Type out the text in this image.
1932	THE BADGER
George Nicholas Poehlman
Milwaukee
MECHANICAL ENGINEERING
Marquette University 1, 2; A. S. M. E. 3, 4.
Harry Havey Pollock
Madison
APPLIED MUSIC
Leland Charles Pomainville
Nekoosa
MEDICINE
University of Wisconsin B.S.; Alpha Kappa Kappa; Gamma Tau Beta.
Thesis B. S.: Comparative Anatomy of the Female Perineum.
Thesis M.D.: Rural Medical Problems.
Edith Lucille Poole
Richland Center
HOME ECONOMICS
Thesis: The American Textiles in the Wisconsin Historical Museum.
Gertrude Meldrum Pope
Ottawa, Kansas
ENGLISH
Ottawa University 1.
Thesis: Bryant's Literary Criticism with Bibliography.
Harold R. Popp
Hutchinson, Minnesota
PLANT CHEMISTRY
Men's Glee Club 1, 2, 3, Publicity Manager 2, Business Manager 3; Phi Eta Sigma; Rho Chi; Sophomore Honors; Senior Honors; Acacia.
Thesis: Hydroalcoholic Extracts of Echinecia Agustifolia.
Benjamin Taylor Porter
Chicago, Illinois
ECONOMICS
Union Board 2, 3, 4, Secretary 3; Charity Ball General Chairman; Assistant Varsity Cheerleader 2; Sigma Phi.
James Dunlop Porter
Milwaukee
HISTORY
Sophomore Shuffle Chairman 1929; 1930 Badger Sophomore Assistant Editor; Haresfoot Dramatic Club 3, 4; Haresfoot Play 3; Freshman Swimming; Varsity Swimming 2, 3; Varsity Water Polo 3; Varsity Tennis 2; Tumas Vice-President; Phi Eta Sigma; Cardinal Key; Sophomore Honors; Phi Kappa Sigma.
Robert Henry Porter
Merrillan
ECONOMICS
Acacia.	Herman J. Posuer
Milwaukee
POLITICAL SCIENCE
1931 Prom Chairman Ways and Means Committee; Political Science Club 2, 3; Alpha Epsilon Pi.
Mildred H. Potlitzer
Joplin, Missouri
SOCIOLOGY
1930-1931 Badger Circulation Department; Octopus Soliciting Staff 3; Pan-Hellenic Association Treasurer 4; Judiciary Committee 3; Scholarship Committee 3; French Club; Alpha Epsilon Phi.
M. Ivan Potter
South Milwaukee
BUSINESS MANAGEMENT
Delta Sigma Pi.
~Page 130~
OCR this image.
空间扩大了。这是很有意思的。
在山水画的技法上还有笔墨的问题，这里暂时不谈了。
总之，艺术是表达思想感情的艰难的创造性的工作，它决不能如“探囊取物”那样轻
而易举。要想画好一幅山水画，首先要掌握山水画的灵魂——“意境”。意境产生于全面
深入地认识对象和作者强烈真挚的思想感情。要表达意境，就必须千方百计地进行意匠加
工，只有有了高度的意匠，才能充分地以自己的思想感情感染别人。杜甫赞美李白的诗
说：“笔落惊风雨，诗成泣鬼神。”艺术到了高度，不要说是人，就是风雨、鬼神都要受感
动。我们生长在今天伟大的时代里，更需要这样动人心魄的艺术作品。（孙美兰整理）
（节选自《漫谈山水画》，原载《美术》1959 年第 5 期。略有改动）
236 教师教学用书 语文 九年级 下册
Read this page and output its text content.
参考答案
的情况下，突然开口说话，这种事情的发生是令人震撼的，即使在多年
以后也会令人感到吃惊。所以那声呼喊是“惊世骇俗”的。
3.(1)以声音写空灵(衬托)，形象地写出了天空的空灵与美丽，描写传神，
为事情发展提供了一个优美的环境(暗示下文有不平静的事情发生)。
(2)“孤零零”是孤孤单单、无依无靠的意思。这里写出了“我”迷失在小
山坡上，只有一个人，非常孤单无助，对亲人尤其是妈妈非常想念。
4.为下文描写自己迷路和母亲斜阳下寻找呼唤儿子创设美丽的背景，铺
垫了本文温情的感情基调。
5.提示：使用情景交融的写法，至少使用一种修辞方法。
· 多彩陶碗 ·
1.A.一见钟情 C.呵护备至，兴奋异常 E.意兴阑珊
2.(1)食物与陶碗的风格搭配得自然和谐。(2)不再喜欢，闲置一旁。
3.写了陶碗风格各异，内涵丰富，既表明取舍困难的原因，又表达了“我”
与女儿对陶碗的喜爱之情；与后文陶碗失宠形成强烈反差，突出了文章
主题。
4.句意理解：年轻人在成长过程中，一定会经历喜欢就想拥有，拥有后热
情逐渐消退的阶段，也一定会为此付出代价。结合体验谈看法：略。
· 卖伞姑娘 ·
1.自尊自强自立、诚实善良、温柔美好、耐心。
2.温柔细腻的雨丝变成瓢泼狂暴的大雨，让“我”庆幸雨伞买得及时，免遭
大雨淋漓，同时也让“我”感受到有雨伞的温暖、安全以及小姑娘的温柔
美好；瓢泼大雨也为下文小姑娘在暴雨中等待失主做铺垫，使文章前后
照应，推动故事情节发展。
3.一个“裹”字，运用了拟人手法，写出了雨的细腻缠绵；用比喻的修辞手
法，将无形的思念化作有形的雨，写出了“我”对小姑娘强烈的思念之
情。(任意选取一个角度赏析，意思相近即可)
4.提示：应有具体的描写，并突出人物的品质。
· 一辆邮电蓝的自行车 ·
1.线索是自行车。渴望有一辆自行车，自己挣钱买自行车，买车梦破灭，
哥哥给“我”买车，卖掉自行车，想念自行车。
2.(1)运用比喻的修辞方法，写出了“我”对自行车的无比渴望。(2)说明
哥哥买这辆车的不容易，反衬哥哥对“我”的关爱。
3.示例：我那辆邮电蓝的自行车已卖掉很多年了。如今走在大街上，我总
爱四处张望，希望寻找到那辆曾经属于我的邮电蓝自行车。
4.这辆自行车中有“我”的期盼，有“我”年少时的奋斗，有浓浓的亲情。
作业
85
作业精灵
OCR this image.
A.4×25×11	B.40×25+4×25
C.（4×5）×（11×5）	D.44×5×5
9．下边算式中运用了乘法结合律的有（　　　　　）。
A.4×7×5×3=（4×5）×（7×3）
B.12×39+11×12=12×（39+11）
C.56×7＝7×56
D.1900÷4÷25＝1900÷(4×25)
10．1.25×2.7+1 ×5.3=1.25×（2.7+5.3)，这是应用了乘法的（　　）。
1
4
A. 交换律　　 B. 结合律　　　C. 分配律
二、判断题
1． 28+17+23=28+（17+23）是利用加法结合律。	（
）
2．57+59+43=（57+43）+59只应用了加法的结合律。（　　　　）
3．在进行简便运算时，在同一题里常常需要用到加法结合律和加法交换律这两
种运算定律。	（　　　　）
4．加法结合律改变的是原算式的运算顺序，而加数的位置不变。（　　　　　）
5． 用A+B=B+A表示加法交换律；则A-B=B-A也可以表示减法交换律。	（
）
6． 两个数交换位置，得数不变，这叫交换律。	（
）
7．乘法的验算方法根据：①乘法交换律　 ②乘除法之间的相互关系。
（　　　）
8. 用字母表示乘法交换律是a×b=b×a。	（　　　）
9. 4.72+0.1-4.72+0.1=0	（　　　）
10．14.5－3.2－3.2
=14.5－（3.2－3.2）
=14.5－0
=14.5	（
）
-- -- --
Requirement: Look through the data and gather every line with the string "Thesis" in it.

In response:
Thesis B. S.: Comparative Anatomy of the Female Perineum.
Thesis M.D.: Rural Medical Problems.
Thesis: The American Textiles in the Wisconsin Historical Museum.
Thesis: Bryant's Literary Criticism with Bibliography.
Thesis: Hydroalcoholic Extracts of Echinecia Agustifolia.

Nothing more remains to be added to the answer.